# MATERIAL:
————

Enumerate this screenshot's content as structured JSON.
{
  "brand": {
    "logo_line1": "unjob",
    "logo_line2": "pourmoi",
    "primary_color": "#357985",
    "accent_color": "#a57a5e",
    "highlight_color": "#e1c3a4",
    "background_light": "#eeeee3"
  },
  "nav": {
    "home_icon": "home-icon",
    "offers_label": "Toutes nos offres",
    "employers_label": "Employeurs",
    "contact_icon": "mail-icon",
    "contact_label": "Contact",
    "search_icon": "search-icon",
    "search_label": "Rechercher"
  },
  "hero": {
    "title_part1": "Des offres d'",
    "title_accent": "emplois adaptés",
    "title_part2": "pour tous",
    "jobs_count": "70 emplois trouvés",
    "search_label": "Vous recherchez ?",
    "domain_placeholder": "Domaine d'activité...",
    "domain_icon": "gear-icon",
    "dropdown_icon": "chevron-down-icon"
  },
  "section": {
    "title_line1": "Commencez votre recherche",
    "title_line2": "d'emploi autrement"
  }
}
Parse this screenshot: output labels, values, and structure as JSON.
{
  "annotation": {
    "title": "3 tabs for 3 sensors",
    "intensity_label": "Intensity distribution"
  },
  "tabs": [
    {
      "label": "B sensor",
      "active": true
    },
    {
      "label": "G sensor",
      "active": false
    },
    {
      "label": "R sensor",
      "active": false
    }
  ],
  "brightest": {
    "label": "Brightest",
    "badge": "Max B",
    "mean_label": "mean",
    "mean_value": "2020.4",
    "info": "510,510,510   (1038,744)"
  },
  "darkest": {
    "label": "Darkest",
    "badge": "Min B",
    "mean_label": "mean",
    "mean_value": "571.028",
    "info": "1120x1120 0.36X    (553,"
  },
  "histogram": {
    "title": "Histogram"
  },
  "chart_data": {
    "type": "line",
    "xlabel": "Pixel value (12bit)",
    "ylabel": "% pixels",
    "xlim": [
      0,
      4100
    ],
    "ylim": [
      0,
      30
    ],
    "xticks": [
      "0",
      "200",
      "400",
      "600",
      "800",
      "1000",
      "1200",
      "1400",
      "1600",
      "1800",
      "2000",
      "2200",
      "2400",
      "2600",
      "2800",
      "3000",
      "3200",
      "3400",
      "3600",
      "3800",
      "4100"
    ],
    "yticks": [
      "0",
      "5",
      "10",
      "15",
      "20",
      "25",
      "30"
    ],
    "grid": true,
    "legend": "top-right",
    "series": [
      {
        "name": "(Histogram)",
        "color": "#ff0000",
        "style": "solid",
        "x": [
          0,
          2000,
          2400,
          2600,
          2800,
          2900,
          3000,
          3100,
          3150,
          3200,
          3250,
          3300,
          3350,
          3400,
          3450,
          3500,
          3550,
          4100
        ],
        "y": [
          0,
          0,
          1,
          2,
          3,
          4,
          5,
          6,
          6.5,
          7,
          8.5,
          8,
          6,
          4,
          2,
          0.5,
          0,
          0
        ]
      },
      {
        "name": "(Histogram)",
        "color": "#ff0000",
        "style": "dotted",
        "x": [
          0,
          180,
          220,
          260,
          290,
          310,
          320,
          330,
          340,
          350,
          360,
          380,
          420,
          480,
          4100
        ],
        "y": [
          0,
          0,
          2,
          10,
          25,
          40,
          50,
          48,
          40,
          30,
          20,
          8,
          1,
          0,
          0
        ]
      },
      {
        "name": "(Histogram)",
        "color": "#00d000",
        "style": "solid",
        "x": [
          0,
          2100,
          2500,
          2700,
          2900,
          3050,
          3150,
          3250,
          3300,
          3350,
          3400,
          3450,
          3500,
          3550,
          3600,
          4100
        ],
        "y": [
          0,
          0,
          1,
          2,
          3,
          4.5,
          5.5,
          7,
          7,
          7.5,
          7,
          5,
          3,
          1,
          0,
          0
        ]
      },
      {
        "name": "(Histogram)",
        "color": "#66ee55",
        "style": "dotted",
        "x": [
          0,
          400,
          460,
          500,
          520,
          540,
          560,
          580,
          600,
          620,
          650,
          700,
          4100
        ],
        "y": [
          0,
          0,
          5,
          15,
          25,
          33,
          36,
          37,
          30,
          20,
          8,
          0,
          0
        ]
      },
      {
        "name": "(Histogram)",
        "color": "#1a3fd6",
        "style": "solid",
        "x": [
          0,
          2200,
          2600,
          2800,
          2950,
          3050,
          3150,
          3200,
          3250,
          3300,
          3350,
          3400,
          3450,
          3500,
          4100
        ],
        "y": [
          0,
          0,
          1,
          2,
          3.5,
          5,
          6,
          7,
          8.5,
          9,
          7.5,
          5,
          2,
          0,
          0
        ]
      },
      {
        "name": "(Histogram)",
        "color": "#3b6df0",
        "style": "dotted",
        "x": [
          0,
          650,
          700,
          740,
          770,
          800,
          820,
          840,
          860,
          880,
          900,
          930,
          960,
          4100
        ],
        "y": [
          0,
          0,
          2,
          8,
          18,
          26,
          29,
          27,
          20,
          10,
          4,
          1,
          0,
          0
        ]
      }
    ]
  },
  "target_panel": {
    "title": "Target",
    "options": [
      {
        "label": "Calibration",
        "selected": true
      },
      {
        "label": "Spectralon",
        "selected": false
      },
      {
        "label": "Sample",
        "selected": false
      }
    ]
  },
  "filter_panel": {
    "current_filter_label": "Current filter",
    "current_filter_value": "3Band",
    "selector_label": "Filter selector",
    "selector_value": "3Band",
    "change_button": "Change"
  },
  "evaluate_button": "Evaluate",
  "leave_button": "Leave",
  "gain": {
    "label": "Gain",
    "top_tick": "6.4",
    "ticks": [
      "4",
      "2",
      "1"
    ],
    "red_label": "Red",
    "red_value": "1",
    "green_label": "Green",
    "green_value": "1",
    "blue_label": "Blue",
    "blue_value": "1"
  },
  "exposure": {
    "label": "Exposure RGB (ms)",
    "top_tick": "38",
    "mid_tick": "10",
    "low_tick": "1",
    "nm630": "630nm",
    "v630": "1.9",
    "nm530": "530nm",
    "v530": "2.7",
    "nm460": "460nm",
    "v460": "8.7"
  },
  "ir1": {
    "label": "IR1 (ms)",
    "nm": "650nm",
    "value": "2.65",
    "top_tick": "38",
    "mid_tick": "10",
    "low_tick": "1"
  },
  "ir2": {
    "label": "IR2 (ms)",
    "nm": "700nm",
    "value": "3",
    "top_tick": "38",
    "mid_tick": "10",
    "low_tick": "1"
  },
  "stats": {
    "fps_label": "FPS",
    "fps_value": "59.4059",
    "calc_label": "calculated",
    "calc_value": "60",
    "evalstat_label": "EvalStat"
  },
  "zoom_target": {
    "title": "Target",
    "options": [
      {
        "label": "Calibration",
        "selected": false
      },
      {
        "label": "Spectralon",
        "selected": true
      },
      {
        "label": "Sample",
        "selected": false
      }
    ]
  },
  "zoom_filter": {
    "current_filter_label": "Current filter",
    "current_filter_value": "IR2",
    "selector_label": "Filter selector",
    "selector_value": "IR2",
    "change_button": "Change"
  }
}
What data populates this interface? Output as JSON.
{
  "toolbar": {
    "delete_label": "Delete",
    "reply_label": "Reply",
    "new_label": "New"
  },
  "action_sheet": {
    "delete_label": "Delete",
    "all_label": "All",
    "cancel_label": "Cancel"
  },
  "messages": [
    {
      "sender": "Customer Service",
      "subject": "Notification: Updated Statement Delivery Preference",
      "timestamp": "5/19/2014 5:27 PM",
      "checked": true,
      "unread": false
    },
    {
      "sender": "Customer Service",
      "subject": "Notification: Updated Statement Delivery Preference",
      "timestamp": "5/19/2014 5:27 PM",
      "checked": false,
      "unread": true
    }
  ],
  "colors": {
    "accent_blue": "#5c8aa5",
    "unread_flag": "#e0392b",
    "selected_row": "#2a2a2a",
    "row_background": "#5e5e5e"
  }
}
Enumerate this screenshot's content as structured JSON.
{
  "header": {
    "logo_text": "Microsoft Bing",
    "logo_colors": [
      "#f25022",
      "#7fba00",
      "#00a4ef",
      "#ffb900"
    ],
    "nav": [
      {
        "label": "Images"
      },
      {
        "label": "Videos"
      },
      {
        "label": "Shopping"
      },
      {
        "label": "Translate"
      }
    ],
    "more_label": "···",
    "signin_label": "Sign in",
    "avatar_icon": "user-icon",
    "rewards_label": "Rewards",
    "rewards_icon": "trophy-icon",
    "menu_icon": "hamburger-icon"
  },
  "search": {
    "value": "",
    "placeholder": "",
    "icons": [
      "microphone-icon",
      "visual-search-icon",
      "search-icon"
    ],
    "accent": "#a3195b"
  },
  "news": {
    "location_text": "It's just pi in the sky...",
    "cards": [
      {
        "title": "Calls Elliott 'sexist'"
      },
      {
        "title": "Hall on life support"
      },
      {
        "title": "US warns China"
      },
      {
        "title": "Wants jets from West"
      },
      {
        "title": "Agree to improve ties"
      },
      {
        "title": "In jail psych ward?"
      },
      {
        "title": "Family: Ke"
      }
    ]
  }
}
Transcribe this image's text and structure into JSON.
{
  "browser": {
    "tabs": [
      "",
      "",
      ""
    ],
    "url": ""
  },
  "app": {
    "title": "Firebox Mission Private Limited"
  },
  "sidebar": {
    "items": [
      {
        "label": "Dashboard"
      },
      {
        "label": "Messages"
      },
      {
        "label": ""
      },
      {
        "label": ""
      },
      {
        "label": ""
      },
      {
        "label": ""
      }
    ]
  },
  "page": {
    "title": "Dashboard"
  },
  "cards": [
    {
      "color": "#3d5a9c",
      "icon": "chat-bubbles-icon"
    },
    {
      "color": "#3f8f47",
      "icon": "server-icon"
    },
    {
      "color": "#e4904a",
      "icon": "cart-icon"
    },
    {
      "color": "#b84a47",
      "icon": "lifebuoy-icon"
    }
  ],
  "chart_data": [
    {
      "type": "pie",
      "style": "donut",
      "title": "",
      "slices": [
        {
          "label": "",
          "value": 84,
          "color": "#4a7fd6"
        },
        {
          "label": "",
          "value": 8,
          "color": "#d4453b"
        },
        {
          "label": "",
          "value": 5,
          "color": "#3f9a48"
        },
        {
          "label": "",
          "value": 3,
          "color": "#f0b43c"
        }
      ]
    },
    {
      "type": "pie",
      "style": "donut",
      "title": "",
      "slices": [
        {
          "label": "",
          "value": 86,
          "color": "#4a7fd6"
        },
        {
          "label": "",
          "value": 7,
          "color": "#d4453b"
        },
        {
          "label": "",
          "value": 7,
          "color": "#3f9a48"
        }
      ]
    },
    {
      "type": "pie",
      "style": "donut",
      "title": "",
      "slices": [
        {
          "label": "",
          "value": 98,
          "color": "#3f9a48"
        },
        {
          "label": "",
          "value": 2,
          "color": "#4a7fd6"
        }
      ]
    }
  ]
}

————

# EXERCISE AIM:
Go through the records above and copy every line with the word "emplois".

# RIGHT ANSWER:
    "title_accent": "emplois adaptés",
    "jobs_count": "70 emplois trouvés",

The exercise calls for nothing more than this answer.